# EXERCISE DIRECTIONS
Tally the lines of the listing that contain the string "Sleiman". Give the number and nothing else.

>> start

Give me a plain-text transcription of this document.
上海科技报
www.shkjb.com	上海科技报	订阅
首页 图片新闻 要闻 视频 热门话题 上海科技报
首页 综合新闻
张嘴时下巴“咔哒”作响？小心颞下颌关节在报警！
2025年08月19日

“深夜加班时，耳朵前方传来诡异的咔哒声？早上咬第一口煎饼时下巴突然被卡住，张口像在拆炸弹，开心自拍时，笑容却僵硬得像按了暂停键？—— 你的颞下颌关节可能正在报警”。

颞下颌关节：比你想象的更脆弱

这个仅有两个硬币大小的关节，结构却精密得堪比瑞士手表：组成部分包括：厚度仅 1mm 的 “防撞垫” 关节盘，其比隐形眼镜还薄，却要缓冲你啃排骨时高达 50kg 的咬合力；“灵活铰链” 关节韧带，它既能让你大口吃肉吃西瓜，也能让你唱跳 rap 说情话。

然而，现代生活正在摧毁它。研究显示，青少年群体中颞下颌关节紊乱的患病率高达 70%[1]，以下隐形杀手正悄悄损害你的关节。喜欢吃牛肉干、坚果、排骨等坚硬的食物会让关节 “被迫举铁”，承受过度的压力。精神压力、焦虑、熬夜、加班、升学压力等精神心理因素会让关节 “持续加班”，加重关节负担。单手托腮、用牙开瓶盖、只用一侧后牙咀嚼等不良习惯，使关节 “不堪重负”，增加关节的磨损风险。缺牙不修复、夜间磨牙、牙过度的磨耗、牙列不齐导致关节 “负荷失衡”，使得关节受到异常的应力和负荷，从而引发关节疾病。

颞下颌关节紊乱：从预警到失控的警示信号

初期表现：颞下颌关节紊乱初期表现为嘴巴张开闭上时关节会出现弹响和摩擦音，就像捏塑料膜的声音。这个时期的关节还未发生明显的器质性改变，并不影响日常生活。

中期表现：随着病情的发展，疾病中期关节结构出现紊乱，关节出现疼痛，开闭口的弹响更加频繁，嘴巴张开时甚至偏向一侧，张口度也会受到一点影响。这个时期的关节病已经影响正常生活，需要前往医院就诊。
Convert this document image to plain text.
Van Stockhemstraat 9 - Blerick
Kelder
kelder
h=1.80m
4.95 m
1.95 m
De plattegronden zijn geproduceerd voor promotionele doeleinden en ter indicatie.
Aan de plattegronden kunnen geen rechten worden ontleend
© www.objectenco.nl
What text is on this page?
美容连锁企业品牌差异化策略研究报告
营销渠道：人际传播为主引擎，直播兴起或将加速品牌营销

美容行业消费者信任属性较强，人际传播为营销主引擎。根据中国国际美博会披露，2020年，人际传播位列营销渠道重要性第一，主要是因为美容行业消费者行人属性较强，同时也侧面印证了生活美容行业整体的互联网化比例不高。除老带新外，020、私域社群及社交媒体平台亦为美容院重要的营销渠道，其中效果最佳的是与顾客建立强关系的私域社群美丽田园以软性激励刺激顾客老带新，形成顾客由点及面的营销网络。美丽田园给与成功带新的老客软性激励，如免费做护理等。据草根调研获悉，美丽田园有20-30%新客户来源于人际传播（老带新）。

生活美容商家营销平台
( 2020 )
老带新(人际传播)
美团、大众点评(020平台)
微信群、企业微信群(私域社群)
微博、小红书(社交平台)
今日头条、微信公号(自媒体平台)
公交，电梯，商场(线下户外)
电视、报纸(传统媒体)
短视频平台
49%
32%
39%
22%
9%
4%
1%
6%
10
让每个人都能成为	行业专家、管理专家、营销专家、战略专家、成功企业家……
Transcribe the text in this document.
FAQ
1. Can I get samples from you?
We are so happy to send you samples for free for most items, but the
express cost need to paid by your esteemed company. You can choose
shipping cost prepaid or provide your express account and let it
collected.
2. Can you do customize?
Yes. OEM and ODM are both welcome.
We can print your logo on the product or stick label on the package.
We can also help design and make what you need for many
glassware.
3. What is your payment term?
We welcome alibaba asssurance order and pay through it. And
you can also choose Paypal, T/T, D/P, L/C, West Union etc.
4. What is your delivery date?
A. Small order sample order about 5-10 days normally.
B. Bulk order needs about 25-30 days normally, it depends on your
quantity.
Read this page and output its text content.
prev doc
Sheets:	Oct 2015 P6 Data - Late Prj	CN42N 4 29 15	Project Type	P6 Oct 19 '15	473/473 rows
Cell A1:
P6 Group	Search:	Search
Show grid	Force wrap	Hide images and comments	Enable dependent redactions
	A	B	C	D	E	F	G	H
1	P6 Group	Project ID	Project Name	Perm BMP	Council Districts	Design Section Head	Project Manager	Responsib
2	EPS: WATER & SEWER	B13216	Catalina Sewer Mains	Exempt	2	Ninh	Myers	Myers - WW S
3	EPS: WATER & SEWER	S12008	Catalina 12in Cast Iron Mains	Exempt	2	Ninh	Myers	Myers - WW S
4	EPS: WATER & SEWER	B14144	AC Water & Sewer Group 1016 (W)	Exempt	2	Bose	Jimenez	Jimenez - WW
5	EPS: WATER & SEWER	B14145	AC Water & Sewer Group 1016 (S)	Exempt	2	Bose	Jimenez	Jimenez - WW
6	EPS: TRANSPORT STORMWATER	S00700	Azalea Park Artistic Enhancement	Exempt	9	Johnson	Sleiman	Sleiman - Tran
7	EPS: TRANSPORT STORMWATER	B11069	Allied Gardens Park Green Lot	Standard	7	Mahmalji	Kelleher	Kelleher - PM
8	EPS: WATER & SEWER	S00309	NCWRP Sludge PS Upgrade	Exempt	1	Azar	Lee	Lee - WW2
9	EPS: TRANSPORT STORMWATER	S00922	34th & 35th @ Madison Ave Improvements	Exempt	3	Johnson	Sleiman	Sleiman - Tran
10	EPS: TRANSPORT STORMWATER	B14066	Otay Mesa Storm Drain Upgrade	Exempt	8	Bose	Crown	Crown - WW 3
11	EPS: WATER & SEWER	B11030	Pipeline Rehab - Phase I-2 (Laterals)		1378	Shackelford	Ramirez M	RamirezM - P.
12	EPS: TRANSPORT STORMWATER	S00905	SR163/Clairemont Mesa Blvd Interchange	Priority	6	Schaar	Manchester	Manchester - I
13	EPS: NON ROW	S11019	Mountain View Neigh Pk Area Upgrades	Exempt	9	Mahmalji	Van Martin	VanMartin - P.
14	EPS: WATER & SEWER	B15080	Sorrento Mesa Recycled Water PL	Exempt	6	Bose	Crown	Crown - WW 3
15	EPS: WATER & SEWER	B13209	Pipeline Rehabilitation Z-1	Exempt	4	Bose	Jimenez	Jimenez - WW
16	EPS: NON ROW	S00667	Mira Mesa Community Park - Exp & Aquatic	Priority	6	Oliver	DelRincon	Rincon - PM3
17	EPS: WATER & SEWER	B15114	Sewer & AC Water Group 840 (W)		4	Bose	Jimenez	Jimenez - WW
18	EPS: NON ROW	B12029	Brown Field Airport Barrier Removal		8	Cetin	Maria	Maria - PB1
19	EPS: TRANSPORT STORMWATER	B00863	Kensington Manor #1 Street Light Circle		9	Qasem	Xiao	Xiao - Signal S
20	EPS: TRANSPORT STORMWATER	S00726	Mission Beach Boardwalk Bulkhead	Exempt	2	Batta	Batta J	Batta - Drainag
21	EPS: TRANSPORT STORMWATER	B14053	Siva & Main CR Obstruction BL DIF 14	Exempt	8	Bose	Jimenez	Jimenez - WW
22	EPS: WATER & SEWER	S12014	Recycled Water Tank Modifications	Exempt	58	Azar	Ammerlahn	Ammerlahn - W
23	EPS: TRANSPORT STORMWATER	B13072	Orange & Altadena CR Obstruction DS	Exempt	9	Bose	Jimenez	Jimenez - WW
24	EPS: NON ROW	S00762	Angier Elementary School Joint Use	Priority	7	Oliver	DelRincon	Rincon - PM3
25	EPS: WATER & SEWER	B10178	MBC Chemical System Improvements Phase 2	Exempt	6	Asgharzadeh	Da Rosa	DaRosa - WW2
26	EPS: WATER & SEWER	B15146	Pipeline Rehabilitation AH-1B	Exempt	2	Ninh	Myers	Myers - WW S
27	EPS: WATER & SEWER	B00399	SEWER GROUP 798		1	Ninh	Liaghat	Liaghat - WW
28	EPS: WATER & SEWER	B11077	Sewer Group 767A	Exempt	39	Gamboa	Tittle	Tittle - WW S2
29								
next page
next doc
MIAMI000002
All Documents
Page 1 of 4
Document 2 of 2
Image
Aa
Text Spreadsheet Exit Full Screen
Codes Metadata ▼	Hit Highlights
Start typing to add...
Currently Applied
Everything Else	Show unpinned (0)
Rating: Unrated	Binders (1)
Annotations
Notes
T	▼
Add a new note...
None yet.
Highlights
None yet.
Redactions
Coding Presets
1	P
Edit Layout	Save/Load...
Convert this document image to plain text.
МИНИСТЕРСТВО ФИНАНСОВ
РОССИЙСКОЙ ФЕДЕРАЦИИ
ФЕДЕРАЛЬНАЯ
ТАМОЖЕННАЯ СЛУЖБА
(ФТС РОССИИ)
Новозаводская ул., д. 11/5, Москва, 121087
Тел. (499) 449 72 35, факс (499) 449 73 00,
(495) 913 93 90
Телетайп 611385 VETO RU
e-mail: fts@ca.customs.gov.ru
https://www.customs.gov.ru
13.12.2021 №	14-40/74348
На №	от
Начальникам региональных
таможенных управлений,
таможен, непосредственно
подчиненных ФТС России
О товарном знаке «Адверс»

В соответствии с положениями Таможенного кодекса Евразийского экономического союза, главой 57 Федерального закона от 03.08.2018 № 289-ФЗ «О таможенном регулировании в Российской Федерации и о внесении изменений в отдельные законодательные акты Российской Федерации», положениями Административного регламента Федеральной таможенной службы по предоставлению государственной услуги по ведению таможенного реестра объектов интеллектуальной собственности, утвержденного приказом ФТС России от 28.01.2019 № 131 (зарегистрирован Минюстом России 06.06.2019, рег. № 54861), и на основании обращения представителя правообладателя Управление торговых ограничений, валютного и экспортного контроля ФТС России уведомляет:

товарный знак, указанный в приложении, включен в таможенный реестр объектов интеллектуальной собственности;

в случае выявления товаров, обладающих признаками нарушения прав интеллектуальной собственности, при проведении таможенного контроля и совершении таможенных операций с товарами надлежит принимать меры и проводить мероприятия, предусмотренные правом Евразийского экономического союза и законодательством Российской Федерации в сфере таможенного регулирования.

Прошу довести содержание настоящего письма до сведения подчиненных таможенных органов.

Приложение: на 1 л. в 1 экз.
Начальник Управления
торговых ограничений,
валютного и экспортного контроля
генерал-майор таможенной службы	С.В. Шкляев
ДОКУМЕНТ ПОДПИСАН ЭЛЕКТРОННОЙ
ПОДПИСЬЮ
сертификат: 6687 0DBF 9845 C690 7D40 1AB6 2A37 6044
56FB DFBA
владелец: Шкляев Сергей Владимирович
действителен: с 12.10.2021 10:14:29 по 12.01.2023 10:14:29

>> end

# ANSWER TO THE PROBLEM
2